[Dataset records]
** BEGIN **

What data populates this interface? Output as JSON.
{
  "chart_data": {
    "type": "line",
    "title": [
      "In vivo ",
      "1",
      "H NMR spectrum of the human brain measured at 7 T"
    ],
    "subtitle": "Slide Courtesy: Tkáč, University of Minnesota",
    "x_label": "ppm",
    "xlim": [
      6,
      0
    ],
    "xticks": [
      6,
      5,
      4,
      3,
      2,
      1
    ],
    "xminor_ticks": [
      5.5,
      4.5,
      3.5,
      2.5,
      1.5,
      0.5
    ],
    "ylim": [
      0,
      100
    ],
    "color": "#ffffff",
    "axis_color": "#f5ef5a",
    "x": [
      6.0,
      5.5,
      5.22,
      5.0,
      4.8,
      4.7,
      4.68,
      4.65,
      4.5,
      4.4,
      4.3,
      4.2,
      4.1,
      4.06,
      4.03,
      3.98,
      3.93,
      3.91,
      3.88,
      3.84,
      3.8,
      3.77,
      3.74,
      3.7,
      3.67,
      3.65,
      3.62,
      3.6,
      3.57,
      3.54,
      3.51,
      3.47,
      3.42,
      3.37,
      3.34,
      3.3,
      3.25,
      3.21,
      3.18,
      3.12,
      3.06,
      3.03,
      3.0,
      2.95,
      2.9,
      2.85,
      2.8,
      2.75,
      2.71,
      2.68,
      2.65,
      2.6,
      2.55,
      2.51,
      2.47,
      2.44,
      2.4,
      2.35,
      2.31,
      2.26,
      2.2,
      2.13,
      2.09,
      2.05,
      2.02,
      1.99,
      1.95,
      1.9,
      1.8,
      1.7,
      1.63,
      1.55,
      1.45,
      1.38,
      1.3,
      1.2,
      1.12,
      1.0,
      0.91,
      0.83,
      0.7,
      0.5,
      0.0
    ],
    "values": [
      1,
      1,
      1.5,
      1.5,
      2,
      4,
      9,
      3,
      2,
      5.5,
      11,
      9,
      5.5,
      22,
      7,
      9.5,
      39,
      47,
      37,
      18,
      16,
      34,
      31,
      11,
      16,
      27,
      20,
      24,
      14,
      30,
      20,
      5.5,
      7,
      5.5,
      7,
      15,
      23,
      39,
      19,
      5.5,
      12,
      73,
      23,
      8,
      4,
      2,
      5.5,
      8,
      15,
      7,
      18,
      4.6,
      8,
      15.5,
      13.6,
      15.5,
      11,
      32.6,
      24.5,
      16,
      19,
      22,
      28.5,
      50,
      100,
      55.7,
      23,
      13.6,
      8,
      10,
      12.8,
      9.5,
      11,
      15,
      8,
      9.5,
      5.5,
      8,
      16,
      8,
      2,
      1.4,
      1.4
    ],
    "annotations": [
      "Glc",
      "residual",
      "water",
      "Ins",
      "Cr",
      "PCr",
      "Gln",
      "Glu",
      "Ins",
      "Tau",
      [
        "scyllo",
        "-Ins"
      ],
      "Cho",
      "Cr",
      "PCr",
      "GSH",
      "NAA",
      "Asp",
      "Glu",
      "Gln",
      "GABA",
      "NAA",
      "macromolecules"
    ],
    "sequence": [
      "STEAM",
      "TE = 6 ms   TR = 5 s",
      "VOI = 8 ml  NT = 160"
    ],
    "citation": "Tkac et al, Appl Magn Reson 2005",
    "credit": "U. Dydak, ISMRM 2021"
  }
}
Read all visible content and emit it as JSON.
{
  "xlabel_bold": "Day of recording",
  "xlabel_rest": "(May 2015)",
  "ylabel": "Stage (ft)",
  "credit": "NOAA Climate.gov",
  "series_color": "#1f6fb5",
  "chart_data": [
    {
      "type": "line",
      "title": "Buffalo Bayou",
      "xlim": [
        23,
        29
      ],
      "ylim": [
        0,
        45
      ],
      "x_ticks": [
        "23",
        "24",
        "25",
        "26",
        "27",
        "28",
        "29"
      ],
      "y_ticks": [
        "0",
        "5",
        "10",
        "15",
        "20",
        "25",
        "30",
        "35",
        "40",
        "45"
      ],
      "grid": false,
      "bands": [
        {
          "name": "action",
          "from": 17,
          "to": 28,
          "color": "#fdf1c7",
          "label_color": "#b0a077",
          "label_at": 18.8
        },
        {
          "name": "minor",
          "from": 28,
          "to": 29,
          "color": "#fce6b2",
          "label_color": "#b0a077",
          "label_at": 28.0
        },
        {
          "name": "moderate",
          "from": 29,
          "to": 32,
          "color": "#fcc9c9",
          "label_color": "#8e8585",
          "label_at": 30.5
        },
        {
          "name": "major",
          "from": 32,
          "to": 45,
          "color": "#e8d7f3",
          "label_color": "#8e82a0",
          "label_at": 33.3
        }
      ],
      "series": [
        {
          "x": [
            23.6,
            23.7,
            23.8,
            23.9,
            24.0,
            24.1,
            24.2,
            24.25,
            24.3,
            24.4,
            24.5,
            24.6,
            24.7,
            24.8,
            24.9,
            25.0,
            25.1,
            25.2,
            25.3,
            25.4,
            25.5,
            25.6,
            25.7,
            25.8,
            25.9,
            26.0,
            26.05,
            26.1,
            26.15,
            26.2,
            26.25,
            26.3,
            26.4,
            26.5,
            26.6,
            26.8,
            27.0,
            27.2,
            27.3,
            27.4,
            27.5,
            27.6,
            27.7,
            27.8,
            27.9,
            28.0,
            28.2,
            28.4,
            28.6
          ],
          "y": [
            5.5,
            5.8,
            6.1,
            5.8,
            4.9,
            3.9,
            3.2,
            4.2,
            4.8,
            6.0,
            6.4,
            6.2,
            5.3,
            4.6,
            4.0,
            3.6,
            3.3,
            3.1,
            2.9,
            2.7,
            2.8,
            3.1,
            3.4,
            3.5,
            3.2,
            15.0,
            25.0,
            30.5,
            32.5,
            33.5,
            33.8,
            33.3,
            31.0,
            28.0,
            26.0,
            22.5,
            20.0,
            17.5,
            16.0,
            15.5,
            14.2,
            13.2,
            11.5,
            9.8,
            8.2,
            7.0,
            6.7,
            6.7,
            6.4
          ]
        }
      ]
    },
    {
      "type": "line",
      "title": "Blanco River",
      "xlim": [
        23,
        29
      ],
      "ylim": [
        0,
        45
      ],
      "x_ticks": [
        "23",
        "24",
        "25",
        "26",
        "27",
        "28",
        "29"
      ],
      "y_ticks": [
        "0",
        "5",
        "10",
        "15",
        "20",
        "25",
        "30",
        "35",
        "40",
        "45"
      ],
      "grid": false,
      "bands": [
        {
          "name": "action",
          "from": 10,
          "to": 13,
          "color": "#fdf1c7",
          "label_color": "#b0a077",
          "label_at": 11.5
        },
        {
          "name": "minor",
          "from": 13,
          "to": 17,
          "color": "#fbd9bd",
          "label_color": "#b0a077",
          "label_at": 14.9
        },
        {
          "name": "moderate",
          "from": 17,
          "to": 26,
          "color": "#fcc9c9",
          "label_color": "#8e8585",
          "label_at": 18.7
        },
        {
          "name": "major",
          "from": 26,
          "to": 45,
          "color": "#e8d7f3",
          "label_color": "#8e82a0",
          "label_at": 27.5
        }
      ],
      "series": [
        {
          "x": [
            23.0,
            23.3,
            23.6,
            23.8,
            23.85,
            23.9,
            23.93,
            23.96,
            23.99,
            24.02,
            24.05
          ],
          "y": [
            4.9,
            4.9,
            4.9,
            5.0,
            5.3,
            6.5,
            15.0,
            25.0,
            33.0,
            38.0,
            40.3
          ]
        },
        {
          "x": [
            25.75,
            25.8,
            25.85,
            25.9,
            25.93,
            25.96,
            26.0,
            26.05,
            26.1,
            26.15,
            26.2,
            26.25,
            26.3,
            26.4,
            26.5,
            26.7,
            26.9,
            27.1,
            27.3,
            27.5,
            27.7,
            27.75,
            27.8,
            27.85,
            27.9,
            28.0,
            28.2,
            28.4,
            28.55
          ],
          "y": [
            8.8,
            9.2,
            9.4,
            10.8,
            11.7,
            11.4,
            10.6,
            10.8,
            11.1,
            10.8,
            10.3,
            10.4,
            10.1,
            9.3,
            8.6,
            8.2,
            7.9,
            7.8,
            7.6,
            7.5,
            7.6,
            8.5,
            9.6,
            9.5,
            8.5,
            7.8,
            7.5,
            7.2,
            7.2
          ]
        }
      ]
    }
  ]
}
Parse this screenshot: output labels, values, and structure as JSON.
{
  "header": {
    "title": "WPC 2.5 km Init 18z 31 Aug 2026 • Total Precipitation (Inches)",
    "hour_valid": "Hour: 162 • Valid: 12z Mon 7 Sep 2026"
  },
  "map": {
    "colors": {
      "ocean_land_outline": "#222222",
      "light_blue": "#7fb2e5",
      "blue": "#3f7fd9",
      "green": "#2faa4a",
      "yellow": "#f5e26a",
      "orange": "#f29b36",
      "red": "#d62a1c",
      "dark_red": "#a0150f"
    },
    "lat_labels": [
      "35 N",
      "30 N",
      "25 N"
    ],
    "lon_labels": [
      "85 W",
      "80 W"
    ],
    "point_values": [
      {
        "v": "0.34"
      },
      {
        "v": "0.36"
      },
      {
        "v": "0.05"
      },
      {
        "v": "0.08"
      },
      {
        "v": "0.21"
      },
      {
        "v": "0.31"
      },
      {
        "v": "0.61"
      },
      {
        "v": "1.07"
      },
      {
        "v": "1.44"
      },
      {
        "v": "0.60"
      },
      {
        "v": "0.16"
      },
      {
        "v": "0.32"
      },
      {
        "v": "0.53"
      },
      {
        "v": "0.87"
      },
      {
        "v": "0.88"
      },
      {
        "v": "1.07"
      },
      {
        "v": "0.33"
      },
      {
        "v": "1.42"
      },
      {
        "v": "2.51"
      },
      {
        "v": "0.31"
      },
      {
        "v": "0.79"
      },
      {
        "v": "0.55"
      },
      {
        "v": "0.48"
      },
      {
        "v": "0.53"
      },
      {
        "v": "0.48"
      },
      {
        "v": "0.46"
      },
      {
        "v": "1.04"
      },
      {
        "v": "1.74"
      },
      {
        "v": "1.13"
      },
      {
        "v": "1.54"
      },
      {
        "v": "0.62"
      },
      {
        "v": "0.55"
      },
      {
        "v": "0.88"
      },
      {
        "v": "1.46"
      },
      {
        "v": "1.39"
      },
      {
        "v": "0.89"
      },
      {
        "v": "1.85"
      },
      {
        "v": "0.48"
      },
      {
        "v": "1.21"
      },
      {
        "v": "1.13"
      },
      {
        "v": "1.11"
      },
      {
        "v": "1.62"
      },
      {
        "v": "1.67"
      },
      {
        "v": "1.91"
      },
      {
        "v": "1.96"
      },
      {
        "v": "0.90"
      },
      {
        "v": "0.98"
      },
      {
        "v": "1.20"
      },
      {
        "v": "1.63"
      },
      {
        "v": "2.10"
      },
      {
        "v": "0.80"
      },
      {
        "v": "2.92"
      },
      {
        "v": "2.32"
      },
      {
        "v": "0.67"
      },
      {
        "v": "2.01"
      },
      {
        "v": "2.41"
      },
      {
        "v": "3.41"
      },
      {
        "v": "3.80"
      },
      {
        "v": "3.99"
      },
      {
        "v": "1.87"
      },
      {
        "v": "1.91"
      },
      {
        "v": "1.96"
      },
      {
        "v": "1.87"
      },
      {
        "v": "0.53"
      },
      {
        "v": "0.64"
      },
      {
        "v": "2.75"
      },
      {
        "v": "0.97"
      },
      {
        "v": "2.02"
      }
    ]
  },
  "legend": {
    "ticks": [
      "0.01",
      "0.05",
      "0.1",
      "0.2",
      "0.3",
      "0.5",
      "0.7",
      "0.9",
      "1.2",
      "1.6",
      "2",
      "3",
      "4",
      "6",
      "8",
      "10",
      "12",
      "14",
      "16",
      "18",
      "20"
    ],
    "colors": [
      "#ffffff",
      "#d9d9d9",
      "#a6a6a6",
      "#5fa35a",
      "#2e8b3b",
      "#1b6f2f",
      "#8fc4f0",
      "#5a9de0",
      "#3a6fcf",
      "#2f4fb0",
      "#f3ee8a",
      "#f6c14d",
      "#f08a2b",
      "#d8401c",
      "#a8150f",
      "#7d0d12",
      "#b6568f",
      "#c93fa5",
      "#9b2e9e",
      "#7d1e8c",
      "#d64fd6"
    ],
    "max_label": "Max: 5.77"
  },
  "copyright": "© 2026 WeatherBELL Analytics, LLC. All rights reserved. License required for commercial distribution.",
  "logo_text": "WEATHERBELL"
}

** END **

## WHAT TO WORK ON
Search the preceding listing for the word "credit" and pull out every line that holds it.

## REPLY TO THE TASK
    "credit": "U. Dydak, ISMRM 2021"
  "credit": "NOAA Climate.gov",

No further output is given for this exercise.